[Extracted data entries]

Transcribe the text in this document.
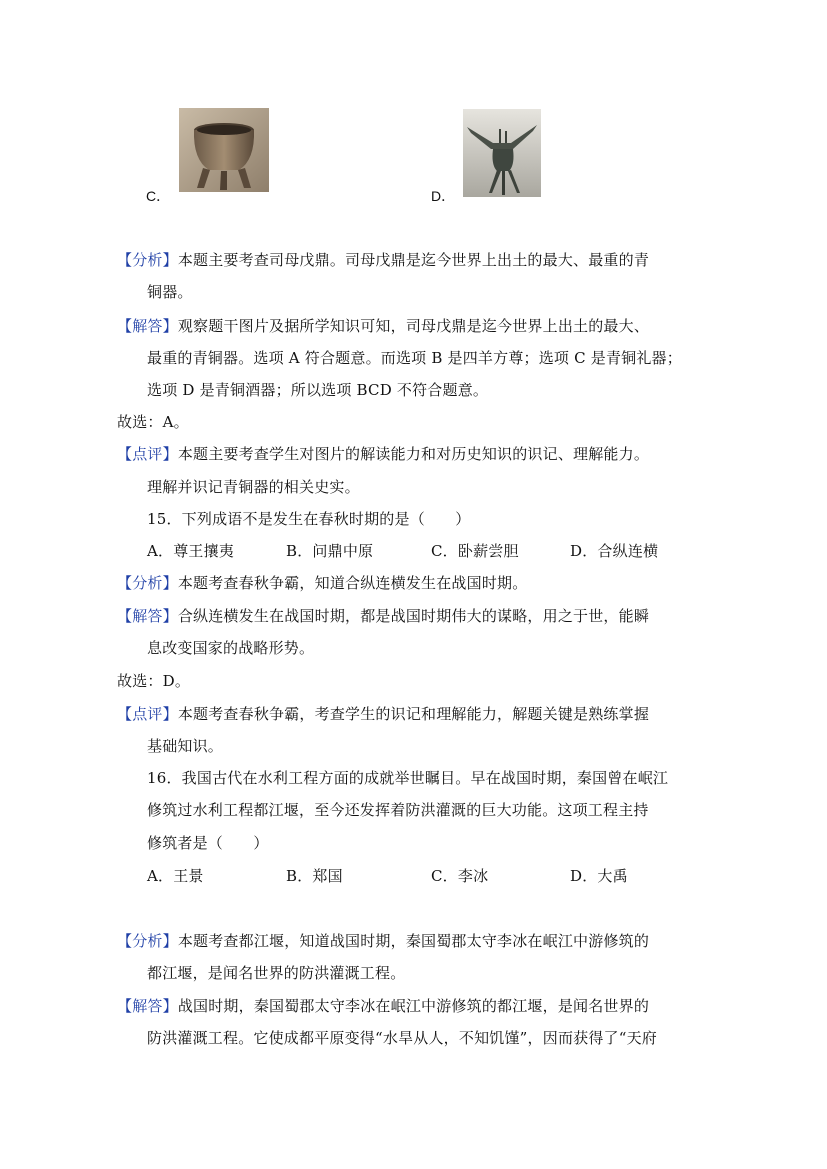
C．	D．
【分析】本题主要考查司母戊鼎。司母戊鼎是迄今世界上出土的最大、最重的青
铜器。
【解答】观察题干图片及据所学知识可知，司母戊鼎是迄今世界上出土的最大、
最重的青铜器。选项 A 符合题意。而选项 B 是四羊方尊；选项 C 是青铜礼器；
选项 D 是青铜酒器；所以选项 BCD 不符合题意。
故选：A。
【点评】本题主要考查学生对图片的解读能力和对历史知识的识记、理解能力。
理解并识记青铜器的相关史实。
15．下列成语不是发生在春秋时期的是（　　）
A．尊王攘夷	B．问鼎中原	C．卧薪尝胆	D．合纵连横
【分析】本题考查春秋争霸，知道合纵连横发生在战国时期。
【解答】合纵连横发生在战国时期，都是战国时期伟大的谋略，用之于世，能瞬
息改变国家的战略形势。
故选：D。
【点评】本题考查春秋争霸，考查学生的识记和理解能力，解题关键是熟练掌握
基础知识。
16．我国古代在水利工程方面的成就举世瞩目。早在战国时期，秦国曾在岷江
修筑过水利工程都江堰，至今还发挥着防洪灌溉的巨大功能。这项工程主持
修筑者是（　　）
A．王景	B．郑国	C．李冰	D．大禹
【分析】本题考查都江堰，知道战国时期，秦国蜀郡太守李冰在岷江中游修筑的
都江堰，是闻名世界的防洪灌溉工程。
【解答】战国时期，秦国蜀郡太守李冰在岷江中游修筑的都江堰，是闻名世界的
防洪灌溉工程。它使成都平原变得“水旱从人，不知饥馑”，因而获得了“天府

**Exercise objective**
Images must not appear in the copy; reproduce everything else in the records verbatim.

**Complete response**
Transcribe the text in this document.
C．	D．
【分析】本题主要考查司母戊鼎。司母戊鼎是迄今世界上出土的最大、最重的青
铜器。
【解答】观察题干图片及据所学知识可知，司母戊鼎是迄今世界上出土的最大、
最重的青铜器。选项 A 符合题意。而选项 B 是四羊方尊；选项 C 是青铜礼器；
选项 D 是青铜酒器；所以选项 BCD 不符合题意。
故选：A。
【点评】本题主要考查学生对图片的解读能力和对历史知识的识记、理解能力。
理解并识记青铜器的相关史实。
15．下列成语不是发生在春秋时期的是（　　）
A．尊王攘夷	B．问鼎中原	C．卧薪尝胆	D．合纵连横
【分析】本题考查春秋争霸，知道合纵连横发生在战国时期。
【解答】合纵连横发生在战国时期，都是战国时期伟大的谋略，用之于世，能瞬
息改变国家的战略形势。
故选：D。
【点评】本题考查春秋争霸，考查学生的识记和理解能力，解题关键是熟练掌握
基础知识。
16．我国古代在水利工程方面的成就举世瞩目。早在战国时期，秦国曾在岷江
修筑过水利工程都江堰，至今还发挥着防洪灌溉的巨大功能。这项工程主持
修筑者是（　　）
A．王景	B．郑国	C．李冰	D．大禹
【分析】本题考查都江堰，知道战国时期，秦国蜀郡太守李冰在岷江中游修筑的
都江堰，是闻名世界的防洪灌溉工程。
【解答】战国时期，秦国蜀郡太守李冰在岷江中游修筑的都江堰，是闻名世界的
防洪灌溉工程。它使成都平原变得“水旱从人，不知饥馑”，因而获得了“天府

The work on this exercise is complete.